## SHORT TASK
Which lines in the entries below contain the word "pääosin"? List each of them in full.

## DATA SECTION
▬▬▬▬▬▬▬▬▬▬

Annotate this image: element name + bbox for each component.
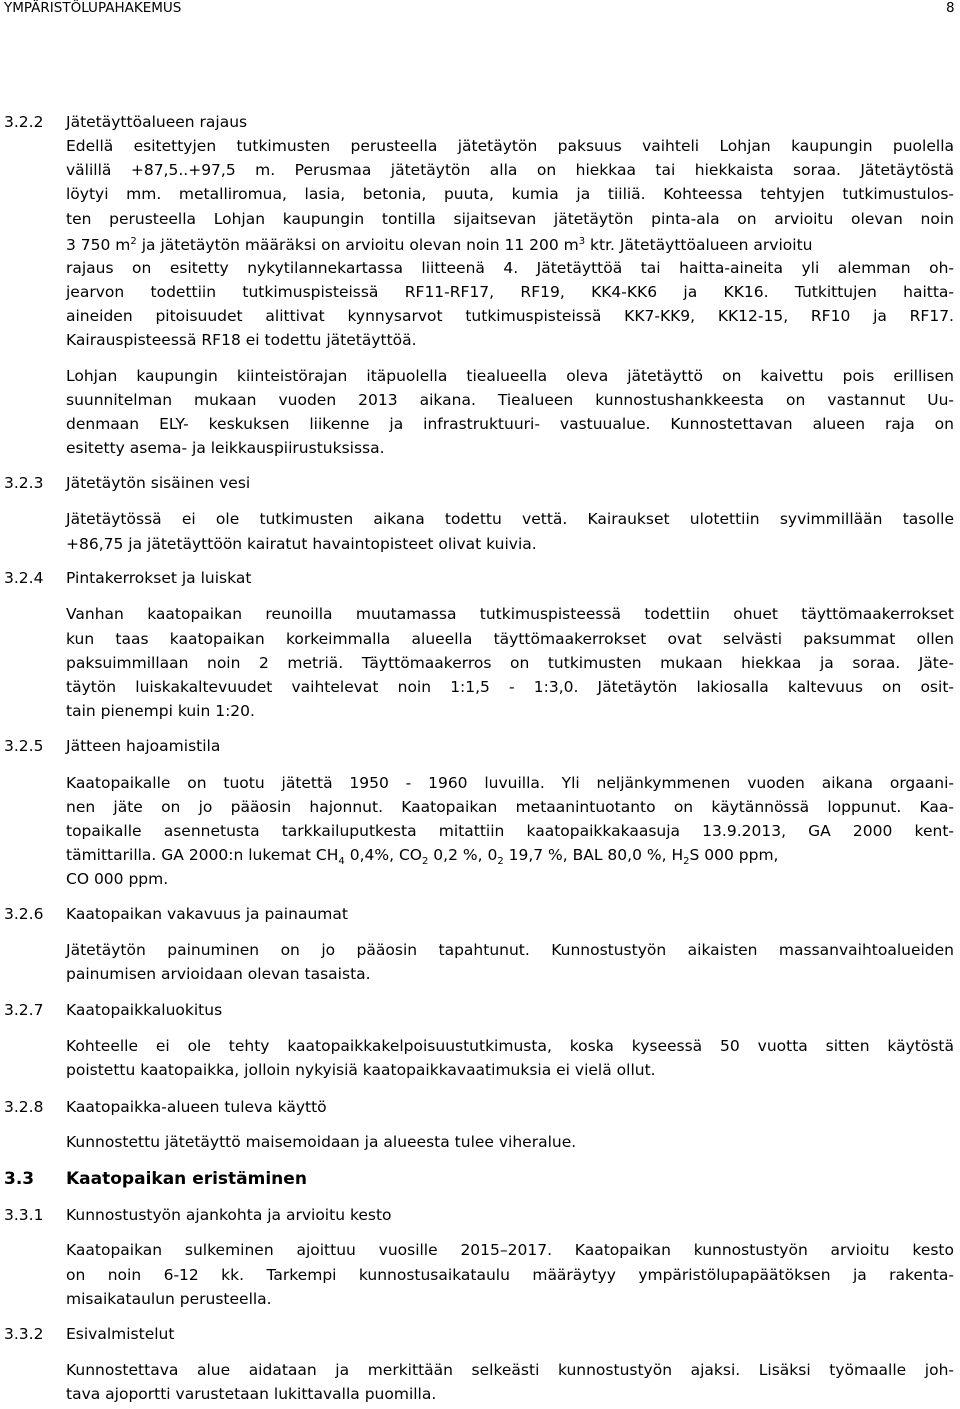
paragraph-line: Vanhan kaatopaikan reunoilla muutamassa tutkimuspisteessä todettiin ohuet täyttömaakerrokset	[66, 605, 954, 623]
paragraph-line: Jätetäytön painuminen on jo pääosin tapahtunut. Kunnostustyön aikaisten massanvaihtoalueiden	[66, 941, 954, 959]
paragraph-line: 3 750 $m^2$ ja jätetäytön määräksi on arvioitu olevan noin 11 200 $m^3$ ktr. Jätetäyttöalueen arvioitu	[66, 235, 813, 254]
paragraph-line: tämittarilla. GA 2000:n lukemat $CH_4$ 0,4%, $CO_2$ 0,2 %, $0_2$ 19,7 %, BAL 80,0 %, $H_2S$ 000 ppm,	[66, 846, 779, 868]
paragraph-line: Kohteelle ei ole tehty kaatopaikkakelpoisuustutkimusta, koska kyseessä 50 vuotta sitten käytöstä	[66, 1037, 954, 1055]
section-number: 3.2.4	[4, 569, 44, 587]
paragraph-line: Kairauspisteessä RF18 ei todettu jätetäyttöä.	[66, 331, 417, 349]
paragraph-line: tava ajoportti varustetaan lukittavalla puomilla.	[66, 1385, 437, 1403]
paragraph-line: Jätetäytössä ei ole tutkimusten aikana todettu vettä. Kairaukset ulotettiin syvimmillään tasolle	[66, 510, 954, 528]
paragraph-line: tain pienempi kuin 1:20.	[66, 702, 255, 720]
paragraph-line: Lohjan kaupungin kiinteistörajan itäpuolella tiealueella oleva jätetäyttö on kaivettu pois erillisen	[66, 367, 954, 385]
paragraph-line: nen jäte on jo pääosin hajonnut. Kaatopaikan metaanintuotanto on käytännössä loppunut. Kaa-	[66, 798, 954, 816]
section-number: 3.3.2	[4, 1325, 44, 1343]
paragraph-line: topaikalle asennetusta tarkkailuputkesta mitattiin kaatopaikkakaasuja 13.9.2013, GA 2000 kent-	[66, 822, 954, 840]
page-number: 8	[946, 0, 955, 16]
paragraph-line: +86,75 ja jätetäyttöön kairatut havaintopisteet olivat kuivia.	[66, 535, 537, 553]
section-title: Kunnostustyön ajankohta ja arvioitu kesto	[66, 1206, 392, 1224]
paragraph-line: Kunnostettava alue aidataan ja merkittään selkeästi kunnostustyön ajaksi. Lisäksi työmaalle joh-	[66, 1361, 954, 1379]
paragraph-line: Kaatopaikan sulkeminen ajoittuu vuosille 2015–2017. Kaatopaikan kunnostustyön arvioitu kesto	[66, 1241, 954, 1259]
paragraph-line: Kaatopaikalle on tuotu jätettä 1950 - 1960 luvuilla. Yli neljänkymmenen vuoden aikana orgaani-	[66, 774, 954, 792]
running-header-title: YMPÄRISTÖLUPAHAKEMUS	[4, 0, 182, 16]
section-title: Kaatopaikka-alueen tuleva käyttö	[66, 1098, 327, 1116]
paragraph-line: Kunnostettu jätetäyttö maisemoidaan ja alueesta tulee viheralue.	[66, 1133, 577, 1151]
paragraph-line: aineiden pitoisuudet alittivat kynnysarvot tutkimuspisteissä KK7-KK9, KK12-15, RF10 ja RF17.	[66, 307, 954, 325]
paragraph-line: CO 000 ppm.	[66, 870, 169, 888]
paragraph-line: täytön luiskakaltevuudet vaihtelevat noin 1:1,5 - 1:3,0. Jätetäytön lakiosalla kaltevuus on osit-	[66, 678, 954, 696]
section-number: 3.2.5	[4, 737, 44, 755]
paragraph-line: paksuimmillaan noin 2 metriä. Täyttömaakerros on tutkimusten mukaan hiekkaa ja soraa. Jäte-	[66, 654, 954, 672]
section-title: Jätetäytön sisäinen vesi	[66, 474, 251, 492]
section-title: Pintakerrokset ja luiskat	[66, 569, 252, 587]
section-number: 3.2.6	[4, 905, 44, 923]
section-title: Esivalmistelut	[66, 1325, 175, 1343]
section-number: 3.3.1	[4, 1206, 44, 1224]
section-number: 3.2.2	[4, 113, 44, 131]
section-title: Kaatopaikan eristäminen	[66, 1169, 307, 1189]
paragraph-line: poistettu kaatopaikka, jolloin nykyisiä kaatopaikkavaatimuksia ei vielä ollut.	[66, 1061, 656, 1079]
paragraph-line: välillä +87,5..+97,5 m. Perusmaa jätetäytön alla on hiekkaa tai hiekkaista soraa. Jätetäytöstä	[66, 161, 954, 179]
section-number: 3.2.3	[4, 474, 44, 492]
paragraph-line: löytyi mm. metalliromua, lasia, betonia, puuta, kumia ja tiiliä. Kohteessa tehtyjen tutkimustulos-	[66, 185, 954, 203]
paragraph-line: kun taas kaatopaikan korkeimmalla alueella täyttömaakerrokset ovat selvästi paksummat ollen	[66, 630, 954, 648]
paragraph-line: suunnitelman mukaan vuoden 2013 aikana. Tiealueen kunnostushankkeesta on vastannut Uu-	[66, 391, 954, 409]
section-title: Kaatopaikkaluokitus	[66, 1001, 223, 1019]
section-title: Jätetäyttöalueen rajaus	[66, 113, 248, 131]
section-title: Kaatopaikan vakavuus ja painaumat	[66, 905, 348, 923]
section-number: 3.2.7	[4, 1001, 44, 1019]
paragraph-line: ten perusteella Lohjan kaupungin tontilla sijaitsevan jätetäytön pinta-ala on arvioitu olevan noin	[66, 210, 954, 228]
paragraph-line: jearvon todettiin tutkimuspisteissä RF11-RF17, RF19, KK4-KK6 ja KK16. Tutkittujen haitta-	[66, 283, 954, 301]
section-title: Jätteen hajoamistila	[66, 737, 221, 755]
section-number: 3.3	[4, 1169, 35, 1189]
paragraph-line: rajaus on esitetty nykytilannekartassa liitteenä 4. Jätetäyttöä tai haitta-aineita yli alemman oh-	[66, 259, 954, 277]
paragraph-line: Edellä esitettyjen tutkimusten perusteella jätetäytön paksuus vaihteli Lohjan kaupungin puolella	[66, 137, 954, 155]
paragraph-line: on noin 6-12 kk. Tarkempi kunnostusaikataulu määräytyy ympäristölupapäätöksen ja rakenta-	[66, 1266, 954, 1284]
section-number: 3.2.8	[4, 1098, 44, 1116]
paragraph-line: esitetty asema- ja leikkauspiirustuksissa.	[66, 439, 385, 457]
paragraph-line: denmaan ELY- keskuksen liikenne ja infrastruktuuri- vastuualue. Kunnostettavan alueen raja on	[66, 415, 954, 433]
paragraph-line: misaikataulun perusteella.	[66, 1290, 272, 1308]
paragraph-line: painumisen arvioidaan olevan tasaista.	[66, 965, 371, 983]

▬▬▬▬▬▬▬▬▬▬

## RESPONSE TO THE TASK
paragraph-line: Jätetäytön painuminen on jo pääosin tapahtunut. Kunnostustyön aikaisten massanvaihtoalueiden	[66, 941, 954, 959]
paragraph-line: nen jäte on jo pääosin hajonnut. Kaatopaikan metaanintuotanto on käytännössä loppunut. Kaa-	[66, 798, 954, 816]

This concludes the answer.